▶ [Work required]:
Reproduce every line of the records with "featured-title" substituted by "featured-heading" and everything else unchanged. Leave out the pictures.
-- start Exercise data --
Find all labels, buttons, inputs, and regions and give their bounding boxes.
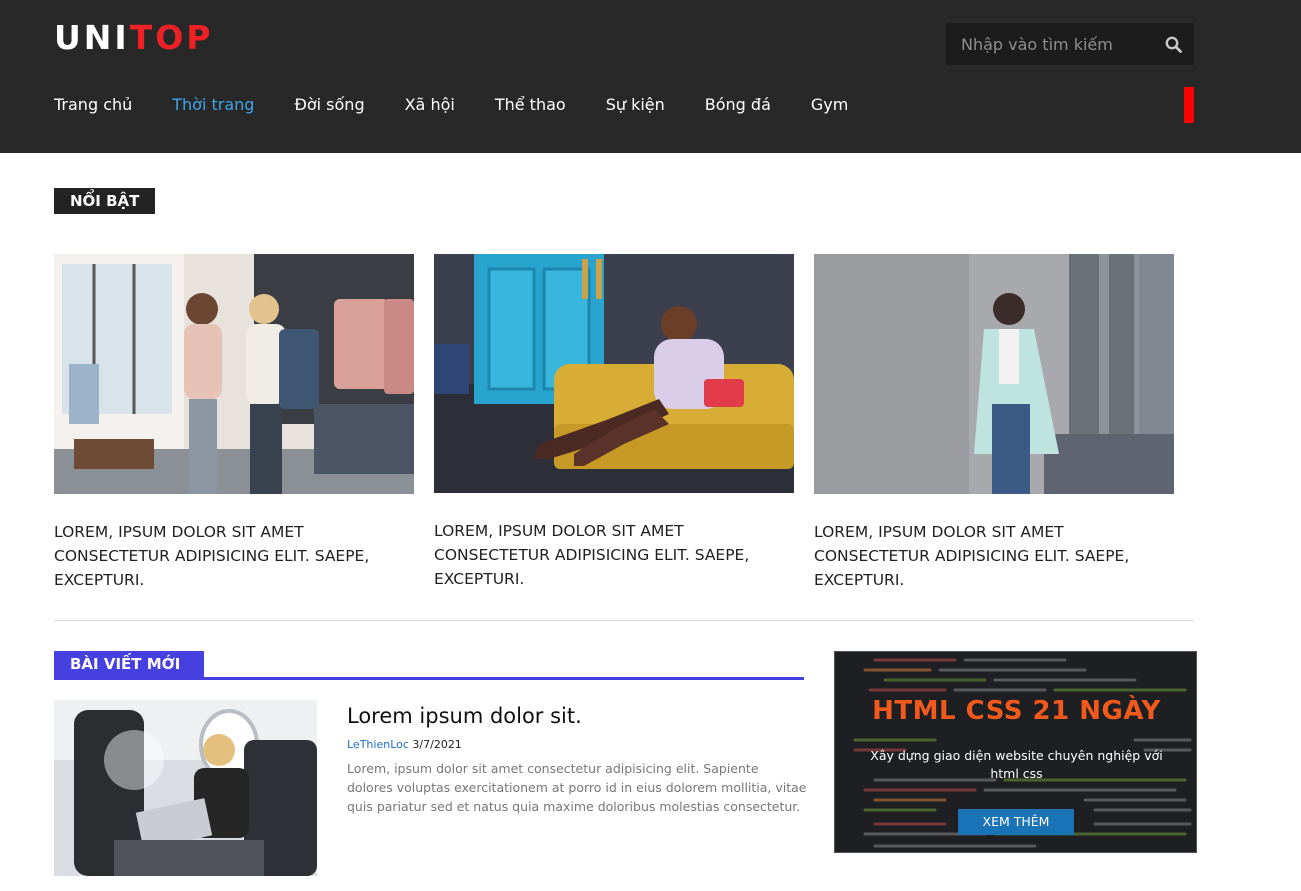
featured-title[interactable]: LOREM, IPSUM DOLOR SIT AMET CONSECTETUR … — [54, 520, 420, 592]
nav-item-xa-hoi[interactable]: Xã hội — [405, 92, 455, 118]
search-icon — [1165, 36, 1182, 53]
banner-title: HTML CSS 21 NGÀY — [872, 696, 1161, 726]
post-date: 3/7/2021 — [412, 738, 462, 751]
site-logo[interactable]: UNITOP — [54, 18, 213, 58]
featured-section-label: NỔI BẬT — [54, 188, 156, 214]
course-banner[interactable]: HTML CSS 21 NGÀY Xây dựng giao diện webs… — [834, 651, 1197, 853]
post-author[interactable]: LeThienLoc — [347, 738, 409, 751]
post-image-airplane[interactable] — [54, 700, 317, 876]
new-posts-header: BÀI VIẾT MỚI — [54, 651, 804, 680]
featured-card[interactable]: LOREM, IPSUM DOLOR SIT AMET CONSECTETUR … — [54, 254, 420, 592]
view-more-button[interactable]: XEM THÊM — [958, 809, 1074, 835]
featured-image-shopping[interactable] — [54, 254, 414, 494]
featured-image-sofa[interactable] — [434, 254, 794, 493]
main-nav: Trang chủ Thời trang Đời sống Xã hội Thể… — [54, 92, 888, 118]
post-excerpt: Lorem, ipsum dolor sit amet consectetur … — [347, 761, 807, 814]
logo-part-uni: UNI — [54, 18, 130, 57]
nav-item-thoi-trang[interactable]: Thời trang — [172, 92, 254, 118]
banner-subtitle: Xây dựng giao diện website chuyên nghiệp… — [870, 748, 1163, 781]
nav-item-gym[interactable]: Gym — [811, 92, 848, 118]
featured-title[interactable]: LOREM, IPSUM DOLOR SIT AMET CONSECTETUR … — [814, 520, 1180, 592]
nav-item-bong-da[interactable]: Bóng đá — [705, 92, 771, 118]
new-posts-label: BÀI VIẾT MỚI — [54, 651, 204, 677]
site-header: UNITOP Trang chủ Thời trang Đời sống Xã … — [0, 0, 1301, 153]
logo-part-top: TOP — [129, 18, 214, 57]
nav-item-trang-chu[interactable]: Trang chủ — [54, 92, 132, 118]
nav-item-su-kien[interactable]: Sự kiện — [606, 92, 665, 118]
section-divider — [54, 620, 1194, 621]
search-input[interactable] — [946, 23, 1152, 65]
search-box — [946, 23, 1194, 65]
featured-title[interactable]: LOREM, IPSUM DOLOR SIT AMET CONSECTETUR … — [434, 519, 800, 591]
nav-item-the-thao[interactable]: Thể thao — [495, 92, 566, 118]
nav-item-doi-song[interactable]: Đời sống — [294, 92, 364, 118]
post-title[interactable]: Lorem ipsum dolor sit. — [347, 702, 582, 730]
featured-card[interactable]: LOREM, IPSUM DOLOR SIT AMET CONSECTETUR … — [814, 254, 1180, 592]
featured-card[interactable]: LOREM, IPSUM DOLOR SIT AMET CONSECTETUR … — [434, 254, 800, 591]
featured-image-coat[interactable] — [814, 254, 1174, 494]
search-button[interactable] — [1152, 23, 1194, 65]
post-meta: LeThienLoc 3/7/2021 — [347, 738, 462, 752]
menu-toggle-bar[interactable] — [1184, 87, 1194, 123]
-- end Exercise data --
▶ [Finished task]:
Find all labels, buttons, inputs, and regions and give their bounding boxes.
featured-heading[interactable]: LOREM, IPSUM DOLOR SIT AMET CONSECTETUR … — [54, 520, 420, 592]
nav-item-xa-hoi[interactable]: Xã hội — [405, 92, 455, 118]
search-icon — [1165, 36, 1182, 53]
banner-title: HTML CSS 21 NGÀY — [872, 696, 1161, 726]
post-date: 3/7/2021 — [412, 738, 462, 751]
site-logo[interactable]: UNITOP — [54, 18, 213, 58]
featured-section-label: NỔI BẬT — [54, 188, 156, 214]
course-banner[interactable]: HTML CSS 21 NGÀY Xây dựng giao diện webs… — [834, 651, 1197, 853]
post-author[interactable]: LeThienLoc — [347, 738, 409, 751]
post-image-airplane[interactable] — [54, 700, 317, 876]
new-posts-header: BÀI VIẾT MỚI — [54, 651, 804, 680]
featured-card[interactable]: LOREM, IPSUM DOLOR SIT AMET CONSECTETUR … — [54, 254, 420, 592]
view-more-button[interactable]: XEM THÊM — [958, 809, 1074, 835]
featured-image-shopping[interactable] — [54, 254, 414, 494]
featured-image-sofa[interactable] — [434, 254, 794, 493]
main-nav: Trang chủ Thời trang Đời sống Xã hội Thể… — [54, 92, 888, 118]
post-excerpt: Lorem, ipsum dolor sit amet consectetur … — [347, 761, 807, 814]
logo-part-uni: UNI — [54, 18, 130, 57]
nav-item-thoi-trang[interactable]: Thời trang — [172, 92, 254, 118]
banner-subtitle: Xây dựng giao diện website chuyên nghiệp… — [870, 748, 1163, 781]
nav-item-gym[interactable]: Gym — [811, 92, 848, 118]
featured-heading[interactable]: LOREM, IPSUM DOLOR SIT AMET CONSECTETUR … — [814, 520, 1180, 592]
nav-item-bong-da[interactable]: Bóng đá — [705, 92, 771, 118]
new-posts-label: BÀI VIẾT MỚI — [54, 651, 204, 677]
site-header: UNITOP Trang chủ Thời trang Đời sống Xã … — [0, 0, 1301, 153]
logo-part-top: TOP — [129, 18, 214, 57]
nav-item-trang-chu[interactable]: Trang chủ — [54, 92, 132, 118]
nav-item-su-kien[interactable]: Sự kiện — [606, 92, 665, 118]
section-divider — [54, 620, 1194, 621]
search-input[interactable] — [946, 23, 1152, 65]
search-box — [946, 23, 1194, 65]
featured-heading[interactable]: LOREM, IPSUM DOLOR SIT AMET CONSECTETUR … — [434, 519, 800, 591]
nav-item-the-thao[interactable]: Thể thao — [495, 92, 566, 118]
nav-item-doi-song[interactable]: Đời sống — [294, 92, 364, 118]
post-title[interactable]: Lorem ipsum dolor sit. — [347, 702, 582, 730]
featured-card[interactable]: LOREM, IPSUM DOLOR SIT AMET CONSECTETUR … — [814, 254, 1180, 592]
featured-card[interactable]: LOREM, IPSUM DOLOR SIT AMET CONSECTETUR … — [434, 254, 800, 591]
featured-image-coat[interactable] — [814, 254, 1174, 494]
search-button[interactable] — [1152, 23, 1194, 65]
post-meta: LeThienLoc 3/7/2021 — [347, 738, 462, 752]
menu-toggle-bar[interactable] — [1184, 87, 1194, 123]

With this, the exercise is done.